─── Records ───

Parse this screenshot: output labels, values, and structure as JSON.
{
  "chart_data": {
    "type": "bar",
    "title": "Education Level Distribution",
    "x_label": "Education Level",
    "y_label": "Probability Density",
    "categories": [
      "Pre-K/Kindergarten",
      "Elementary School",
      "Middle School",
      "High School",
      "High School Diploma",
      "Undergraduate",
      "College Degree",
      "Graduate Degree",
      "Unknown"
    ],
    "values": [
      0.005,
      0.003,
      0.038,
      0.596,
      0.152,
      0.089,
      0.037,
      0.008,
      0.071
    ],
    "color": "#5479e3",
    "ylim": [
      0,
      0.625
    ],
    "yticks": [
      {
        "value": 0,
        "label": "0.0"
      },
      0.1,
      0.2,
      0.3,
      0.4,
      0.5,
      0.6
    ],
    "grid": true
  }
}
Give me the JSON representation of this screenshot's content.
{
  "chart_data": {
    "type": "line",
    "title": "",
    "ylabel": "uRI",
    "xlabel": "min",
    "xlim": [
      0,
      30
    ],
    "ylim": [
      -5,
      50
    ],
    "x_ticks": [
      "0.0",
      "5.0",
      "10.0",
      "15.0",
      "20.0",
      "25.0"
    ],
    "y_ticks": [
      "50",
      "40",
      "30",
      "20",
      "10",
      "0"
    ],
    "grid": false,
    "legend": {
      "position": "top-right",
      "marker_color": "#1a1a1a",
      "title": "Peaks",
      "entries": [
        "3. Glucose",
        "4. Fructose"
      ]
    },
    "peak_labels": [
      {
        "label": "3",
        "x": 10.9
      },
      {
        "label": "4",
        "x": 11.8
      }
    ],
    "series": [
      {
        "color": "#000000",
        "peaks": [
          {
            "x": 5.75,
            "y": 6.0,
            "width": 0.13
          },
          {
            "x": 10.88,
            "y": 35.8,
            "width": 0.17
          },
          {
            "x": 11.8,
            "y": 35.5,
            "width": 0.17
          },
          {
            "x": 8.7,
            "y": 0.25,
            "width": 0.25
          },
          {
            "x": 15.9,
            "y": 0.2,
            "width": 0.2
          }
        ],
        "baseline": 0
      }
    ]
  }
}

───

Collect each line containing the string "title".

> _Exercise output_
    "title": "Education Level Distribution",
    "title": "",
      "title": "Peaks",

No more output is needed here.